▶ [WHAT IS REQUIRED]
Lines containing the word "stat" are to be located and copied.

-- STORED ROWS start --

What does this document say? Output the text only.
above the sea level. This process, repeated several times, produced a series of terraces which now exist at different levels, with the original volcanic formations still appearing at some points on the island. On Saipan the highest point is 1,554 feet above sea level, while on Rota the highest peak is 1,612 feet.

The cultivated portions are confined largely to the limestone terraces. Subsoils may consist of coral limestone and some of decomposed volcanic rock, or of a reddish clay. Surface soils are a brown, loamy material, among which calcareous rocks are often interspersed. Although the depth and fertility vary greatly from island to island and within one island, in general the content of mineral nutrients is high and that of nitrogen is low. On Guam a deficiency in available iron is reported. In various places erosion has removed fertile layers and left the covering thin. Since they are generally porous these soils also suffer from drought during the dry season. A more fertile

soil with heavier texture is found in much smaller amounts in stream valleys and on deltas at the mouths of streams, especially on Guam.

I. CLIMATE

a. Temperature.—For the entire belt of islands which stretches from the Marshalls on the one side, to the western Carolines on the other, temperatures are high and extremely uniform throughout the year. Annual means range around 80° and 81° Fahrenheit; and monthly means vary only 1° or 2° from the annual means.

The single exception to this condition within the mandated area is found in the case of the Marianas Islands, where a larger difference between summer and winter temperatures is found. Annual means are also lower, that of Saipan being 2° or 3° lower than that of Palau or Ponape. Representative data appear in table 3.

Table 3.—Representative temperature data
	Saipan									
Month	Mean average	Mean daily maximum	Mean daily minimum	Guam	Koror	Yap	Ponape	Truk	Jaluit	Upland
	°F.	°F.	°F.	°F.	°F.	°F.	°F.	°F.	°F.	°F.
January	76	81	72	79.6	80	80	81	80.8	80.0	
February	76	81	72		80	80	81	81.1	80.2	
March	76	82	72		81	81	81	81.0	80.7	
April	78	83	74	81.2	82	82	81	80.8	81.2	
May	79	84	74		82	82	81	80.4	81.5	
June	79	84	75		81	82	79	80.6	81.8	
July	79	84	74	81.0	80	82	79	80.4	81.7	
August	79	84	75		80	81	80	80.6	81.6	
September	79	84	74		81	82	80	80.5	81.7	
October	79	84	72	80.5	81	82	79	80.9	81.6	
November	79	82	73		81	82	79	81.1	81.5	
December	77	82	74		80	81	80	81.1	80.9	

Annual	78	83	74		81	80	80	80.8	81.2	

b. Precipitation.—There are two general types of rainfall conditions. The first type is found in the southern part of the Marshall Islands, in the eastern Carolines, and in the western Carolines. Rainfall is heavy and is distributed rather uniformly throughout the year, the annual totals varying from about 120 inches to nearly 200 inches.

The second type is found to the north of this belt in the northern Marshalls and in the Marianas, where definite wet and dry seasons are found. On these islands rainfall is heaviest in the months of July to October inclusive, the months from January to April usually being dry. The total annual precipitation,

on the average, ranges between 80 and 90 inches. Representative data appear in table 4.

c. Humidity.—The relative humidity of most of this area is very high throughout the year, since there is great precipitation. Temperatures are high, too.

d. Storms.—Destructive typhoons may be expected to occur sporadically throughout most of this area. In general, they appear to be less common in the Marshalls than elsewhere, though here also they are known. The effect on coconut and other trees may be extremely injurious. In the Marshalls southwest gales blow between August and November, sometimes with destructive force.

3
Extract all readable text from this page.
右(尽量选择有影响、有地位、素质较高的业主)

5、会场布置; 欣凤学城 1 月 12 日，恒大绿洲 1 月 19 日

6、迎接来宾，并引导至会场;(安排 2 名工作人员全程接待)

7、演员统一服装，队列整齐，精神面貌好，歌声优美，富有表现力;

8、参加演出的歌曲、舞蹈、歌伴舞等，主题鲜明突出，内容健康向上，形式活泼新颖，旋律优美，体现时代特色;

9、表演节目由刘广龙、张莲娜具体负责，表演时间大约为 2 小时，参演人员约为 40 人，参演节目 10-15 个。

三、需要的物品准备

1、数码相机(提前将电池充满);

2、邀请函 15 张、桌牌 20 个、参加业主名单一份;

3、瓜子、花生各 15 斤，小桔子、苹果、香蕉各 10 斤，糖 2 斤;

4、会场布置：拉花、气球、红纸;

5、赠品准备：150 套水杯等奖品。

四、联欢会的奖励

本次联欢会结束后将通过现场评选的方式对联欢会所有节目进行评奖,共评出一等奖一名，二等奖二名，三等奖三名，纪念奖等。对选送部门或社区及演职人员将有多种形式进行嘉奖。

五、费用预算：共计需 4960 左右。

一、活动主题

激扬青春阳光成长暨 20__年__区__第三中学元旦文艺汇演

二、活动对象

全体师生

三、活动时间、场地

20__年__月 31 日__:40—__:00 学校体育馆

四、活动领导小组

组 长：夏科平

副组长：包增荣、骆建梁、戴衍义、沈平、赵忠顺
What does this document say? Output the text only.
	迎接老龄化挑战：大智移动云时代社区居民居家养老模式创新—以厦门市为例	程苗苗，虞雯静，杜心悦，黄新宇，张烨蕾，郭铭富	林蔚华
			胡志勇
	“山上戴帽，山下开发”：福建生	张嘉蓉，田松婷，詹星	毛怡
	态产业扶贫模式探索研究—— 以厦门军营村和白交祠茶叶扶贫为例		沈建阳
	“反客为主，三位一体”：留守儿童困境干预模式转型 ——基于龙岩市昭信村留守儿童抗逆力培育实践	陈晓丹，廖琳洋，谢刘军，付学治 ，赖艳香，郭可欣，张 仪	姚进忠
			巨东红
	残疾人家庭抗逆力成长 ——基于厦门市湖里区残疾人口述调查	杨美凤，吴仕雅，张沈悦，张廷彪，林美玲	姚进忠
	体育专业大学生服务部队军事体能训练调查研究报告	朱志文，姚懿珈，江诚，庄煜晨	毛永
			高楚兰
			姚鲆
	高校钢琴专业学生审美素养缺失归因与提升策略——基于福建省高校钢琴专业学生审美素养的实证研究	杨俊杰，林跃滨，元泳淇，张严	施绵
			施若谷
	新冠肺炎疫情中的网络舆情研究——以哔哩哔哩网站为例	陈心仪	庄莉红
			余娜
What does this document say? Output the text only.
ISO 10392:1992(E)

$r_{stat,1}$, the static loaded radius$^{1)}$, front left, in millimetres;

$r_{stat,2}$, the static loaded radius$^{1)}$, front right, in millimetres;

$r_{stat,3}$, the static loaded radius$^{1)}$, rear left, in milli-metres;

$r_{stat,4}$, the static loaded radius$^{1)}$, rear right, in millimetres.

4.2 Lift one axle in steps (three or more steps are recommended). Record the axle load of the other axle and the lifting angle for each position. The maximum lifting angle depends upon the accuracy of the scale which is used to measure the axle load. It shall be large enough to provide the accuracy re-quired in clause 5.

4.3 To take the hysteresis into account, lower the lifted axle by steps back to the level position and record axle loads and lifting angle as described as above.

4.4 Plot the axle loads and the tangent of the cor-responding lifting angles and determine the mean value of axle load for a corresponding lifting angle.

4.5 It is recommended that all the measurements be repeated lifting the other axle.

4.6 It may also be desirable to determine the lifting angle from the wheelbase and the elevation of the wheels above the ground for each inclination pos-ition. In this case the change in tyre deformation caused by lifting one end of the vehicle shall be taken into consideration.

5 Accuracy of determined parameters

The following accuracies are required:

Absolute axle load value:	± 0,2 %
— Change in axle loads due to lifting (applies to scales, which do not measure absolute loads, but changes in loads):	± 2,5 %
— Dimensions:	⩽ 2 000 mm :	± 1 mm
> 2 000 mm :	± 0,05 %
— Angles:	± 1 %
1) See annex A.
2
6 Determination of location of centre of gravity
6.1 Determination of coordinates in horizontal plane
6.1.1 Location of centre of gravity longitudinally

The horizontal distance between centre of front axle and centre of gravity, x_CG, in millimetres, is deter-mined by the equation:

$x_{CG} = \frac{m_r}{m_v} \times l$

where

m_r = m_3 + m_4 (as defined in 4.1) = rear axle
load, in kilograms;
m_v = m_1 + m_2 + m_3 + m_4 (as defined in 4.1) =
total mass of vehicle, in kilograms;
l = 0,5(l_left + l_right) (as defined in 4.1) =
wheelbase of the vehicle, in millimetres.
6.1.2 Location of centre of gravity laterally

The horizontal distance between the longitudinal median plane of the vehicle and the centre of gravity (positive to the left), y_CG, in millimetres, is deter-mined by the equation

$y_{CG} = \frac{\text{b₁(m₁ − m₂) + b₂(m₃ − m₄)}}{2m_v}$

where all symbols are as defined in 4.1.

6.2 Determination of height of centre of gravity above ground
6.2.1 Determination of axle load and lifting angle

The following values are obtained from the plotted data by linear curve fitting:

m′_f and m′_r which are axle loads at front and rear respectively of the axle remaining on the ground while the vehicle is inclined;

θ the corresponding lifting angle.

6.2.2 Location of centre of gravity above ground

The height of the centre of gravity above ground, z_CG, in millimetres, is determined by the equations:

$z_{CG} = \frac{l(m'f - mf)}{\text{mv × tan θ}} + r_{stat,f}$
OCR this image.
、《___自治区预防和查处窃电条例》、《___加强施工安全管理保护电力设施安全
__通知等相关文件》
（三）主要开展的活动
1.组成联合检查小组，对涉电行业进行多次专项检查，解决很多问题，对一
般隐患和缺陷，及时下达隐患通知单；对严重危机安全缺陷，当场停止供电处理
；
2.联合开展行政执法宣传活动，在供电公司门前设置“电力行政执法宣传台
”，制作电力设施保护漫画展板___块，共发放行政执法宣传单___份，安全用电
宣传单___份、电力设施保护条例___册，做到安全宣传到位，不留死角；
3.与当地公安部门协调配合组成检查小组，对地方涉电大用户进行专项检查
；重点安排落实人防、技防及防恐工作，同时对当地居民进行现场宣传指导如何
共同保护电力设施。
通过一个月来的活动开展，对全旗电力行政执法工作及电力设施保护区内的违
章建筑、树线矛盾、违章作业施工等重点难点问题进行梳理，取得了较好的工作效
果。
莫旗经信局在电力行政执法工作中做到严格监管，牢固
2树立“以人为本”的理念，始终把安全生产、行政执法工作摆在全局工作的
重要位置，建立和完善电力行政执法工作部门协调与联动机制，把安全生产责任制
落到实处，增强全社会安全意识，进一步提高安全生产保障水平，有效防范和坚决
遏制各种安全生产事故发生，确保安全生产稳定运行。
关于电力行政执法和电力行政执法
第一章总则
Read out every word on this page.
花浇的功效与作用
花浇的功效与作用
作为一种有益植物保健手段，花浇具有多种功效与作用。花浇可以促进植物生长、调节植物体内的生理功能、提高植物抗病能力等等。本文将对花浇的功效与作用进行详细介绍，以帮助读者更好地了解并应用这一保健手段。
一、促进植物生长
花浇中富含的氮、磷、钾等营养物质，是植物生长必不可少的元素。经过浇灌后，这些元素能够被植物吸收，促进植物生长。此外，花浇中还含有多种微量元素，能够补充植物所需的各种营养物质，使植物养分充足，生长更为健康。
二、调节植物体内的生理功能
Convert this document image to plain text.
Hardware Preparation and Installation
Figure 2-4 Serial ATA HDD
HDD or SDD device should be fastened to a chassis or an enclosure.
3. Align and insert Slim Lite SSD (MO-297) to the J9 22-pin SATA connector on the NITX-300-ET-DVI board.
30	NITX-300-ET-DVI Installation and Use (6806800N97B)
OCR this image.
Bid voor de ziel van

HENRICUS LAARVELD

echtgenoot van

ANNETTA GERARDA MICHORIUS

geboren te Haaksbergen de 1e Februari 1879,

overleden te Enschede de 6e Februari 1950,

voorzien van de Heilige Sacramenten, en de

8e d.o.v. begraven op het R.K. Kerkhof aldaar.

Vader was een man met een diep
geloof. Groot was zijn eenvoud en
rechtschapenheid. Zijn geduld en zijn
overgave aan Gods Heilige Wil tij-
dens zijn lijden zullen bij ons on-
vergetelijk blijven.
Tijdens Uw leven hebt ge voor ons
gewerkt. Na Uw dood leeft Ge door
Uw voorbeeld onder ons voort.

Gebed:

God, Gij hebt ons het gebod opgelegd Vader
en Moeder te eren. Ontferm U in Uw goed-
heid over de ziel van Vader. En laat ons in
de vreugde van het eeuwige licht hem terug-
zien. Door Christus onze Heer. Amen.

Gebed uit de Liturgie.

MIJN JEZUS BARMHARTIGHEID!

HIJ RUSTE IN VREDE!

-- STORED ROWS end --

▶ [EXPECTED ANSWER]
$r_{stat,1}$, the static loaded radius$^{1)}$, front left, in millimetres;
$r_{stat,2}$, the static loaded radius$^{1)}$, front right, in millimetres;
$r_{stat,3}$, the static loaded radius$^{1)}$, rear left, in milli-metres;
$r_{stat,4}$, the static loaded radius$^{1)}$, rear right, in millimetres.
$z_{CG} = \frac{l(m'f - mf)}{\text{mv × tan θ}} + r_{stat,f}$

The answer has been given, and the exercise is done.